··· Exercise material
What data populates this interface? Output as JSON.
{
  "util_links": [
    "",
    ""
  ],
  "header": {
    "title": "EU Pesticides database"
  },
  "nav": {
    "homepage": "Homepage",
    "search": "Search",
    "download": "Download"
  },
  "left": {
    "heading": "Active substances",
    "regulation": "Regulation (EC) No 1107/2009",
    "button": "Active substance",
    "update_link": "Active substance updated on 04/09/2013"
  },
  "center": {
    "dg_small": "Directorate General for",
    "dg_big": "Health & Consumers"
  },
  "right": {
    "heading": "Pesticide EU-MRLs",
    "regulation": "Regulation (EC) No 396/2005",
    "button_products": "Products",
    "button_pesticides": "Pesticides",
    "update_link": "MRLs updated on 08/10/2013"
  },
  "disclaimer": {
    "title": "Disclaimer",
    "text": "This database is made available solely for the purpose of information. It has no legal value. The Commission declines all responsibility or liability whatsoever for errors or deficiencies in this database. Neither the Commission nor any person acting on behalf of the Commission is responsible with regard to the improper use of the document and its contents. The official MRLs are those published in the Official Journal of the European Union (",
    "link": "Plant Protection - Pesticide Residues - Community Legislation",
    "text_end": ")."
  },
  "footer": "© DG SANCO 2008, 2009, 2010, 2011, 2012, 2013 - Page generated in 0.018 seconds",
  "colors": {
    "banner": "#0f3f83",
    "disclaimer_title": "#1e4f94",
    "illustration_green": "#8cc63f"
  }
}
······
> _What the exercise asks_: Return all lines containing "updated".

> _Result of this task_:
    "update_link": "Active substance updated on 04/09/2013"
    "update_link": "MRLs updated on 08/10/2013"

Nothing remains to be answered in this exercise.